- [What is being asked]: Exclude all pictures, then copy each of the records exactly as written.

Excerpt from a dataset

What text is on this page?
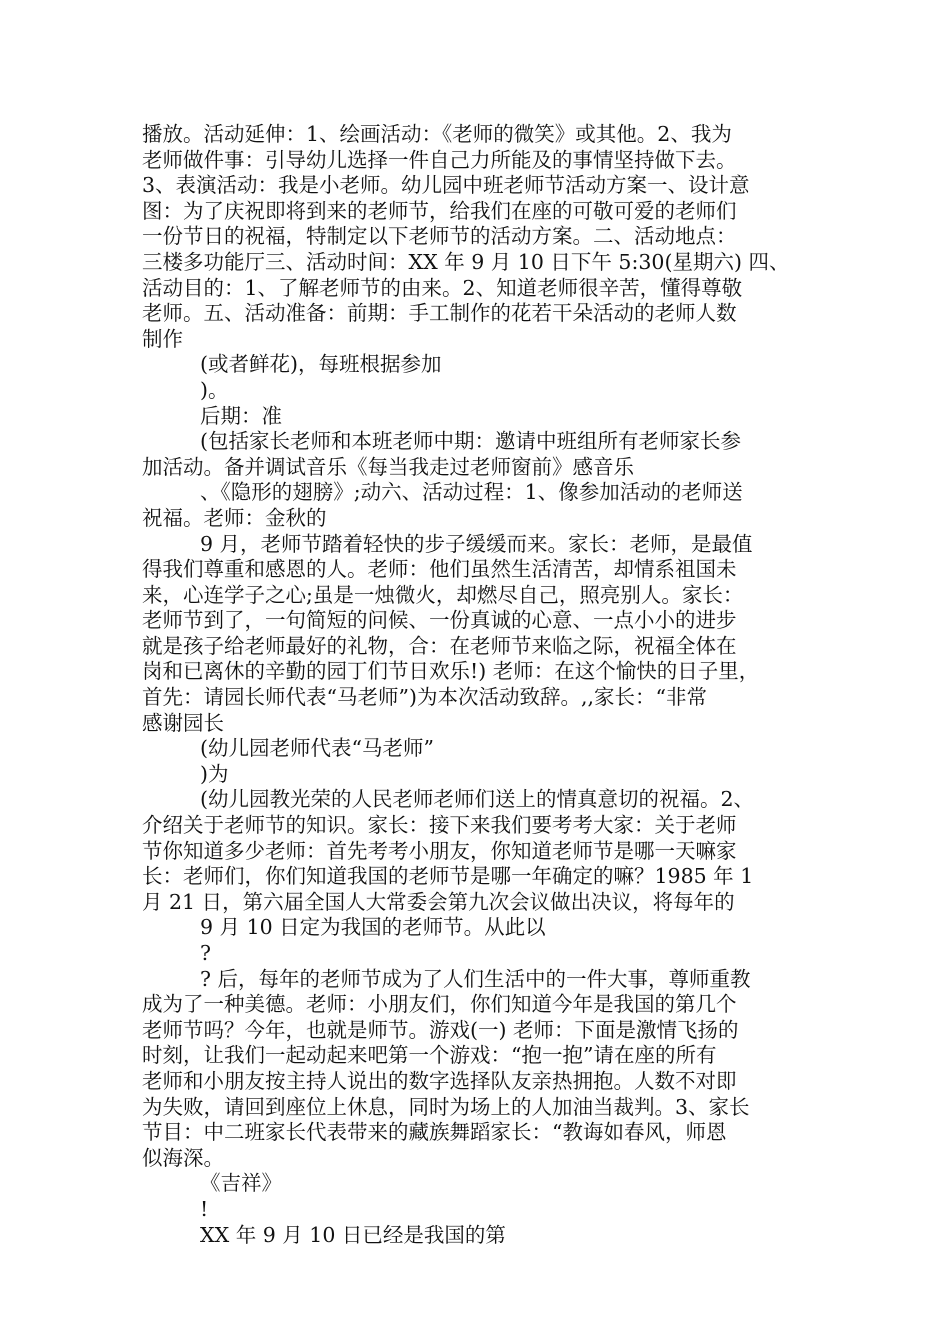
播放。活动延伸：1、绘画活动：《老师的微笑》或其他。2、我为
老师做件事：引导幼儿选择一件自己力所能及的事情坚持做下去。
3、表演活动：我是小老师。幼儿园中班老师节活动方案一、设计意
图：为了庆祝即将到来的老师节，给我们在座的可敬可爱的老师们
一份节日的祝福，特制定以下老师节的活动方案。二、活动地点：
三楼多功能厅三、活动时间：XX 年 9 月 10 日下午 5:30(星期六) 四、
活动目的：1、了解老师节的由来。2、知道老师很辛苦，懂得尊敬
老师。五、活动准备：前期：手工制作的花若干朵活动的老师人数
制作
(或者鲜花)，每班根据参加
)。
后期：准
(包括家长老师和本班老师中期：邀请中班组所有老师家长参
加活动。备并调试音乐《每当我走过老师窗前》感音乐
、《隐形的翅膀》;动六、活动过程：1、像参加活动的老师送
祝福。老师：金秋的
9 月，老师节踏着轻快的步子缓缓而来。家长：老师，是最值
得我们尊重和感恩的人。老师：他们虽然生活清苦，却情系祖国未
来，心连学子之心;虽是一烛微火，却燃尽自己，照亮别人。家长：
老师节到了，一句简短的问候、一份真诚的心意、一点小小的进步
就是孩子给老师最好的礼物，合：在老师节来临之际，祝福全体在
岗和已离休的辛勤的园丁们节日欢乐!) 老师：在这个愉快的日子里，
首先：请园长师代表“马老师”)为本次活动致辞。,,家长：“非常
感谢园长
(幼儿园老师代表“马老师”
)为
(幼儿园教光荣的人民老师老师们送上的情真意切的祝福。2、
介绍关于老师节的知识。家长：接下来我们要考考大家：关于老师
节你知道多少老师：首先考考小朋友，你知道老师节是哪一天嘛家
长：老师们，你们知道我国的老师节是哪一年确定的嘛？1985 年 1
月 21 日，第六届全国人大常委会第九次会议做出决议，将每年的
9 月 10 日定为我国的老师节。从此以
?
? 后，每年的老师节成为了人们生活中的一件大事，尊师重教
成为了一种美德。老师：小朋友们，你们知道今年是我国的第几个
老师节吗？今年，也就是师节。游戏(一) 老师：下面是激情飞扬的
时刻，让我们一起动起来吧第一个游戏：“抱一抱”请在座的所有
老师和小朋友按主持人说出的数字选择队友亲热拥抱。人数不对即
为失败，请回到座位上休息，同时为场上的人加油当裁判。3、家长
节目：中二班家长代表带来的藏族舞蹈家长：“教诲如春风，师恩
似海深。
《吉祥》
!
XX 年 9 月 10 日已经是我国的第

- [Expected answer]:
What text is on this page?
播放。活动延伸：1、绘画活动：《老师的微笑》或其他。2、我为
老师做件事：引导幼儿选择一件自己力所能及的事情坚持做下去。
3、表演活动：我是小老师。幼儿园中班老师节活动方案一、设计意
图：为了庆祝即将到来的老师节，给我们在座的可敬可爱的老师们
一份节日的祝福，特制定以下老师节的活动方案。二、活动地点：
三楼多功能厅三、活动时间：XX 年 9 月 10 日下午 5:30(星期六) 四、
活动目的：1、了解老师节的由来。2、知道老师很辛苦，懂得尊敬
老师。五、活动准备：前期：手工制作的花若干朵活动的老师人数
制作
(或者鲜花)，每班根据参加
)。
后期：准
(包括家长老师和本班老师中期：邀请中班组所有老师家长参
加活动。备并调试音乐《每当我走过老师窗前》感音乐
、《隐形的翅膀》;动六、活动过程：1、像参加活动的老师送
祝福。老师：金秋的
9 月，老师节踏着轻快的步子缓缓而来。家长：老师，是最值
得我们尊重和感恩的人。老师：他们虽然生活清苦，却情系祖国未
来，心连学子之心;虽是一烛微火，却燃尽自己，照亮别人。家长：
老师节到了，一句简短的问候、一份真诚的心意、一点小小的进步
就是孩子给老师最好的礼物，合：在老师节来临之际，祝福全体在
岗和已离休的辛勤的园丁们节日欢乐!) 老师：在这个愉快的日子里，
首先：请园长师代表“马老师”)为本次活动致辞。,,家长：“非常
感谢园长
(幼儿园老师代表“马老师”
)为
(幼儿园教光荣的人民老师老师们送上的情真意切的祝福。2、
介绍关于老师节的知识。家长：接下来我们要考考大家：关于老师
节你知道多少老师：首先考考小朋友，你知道老师节是哪一天嘛家
长：老师们，你们知道我国的老师节是哪一年确定的嘛？1985 年 1
月 21 日，第六届全国人大常委会第九次会议做出决议，将每年的
9 月 10 日定为我国的老师节。从此以
?
? 后，每年的老师节成为了人们生活中的一件大事，尊师重教
成为了一种美德。老师：小朋友们，你们知道今年是我国的第几个
老师节吗？今年，也就是师节。游戏(一) 老师：下面是激情飞扬的
时刻，让我们一起动起来吧第一个游戏：“抱一抱”请在座的所有
老师和小朋友按主持人说出的数字选择队友亲热拥抱。人数不对即
为失败，请回到座位上休息，同时为场上的人加油当裁判。3、家长
节目：中二班家长代表带来的藏族舞蹈家长：“教诲如春风，师恩
似海深。
《吉祥》
!
XX 年 9 月 10 日已经是我国的第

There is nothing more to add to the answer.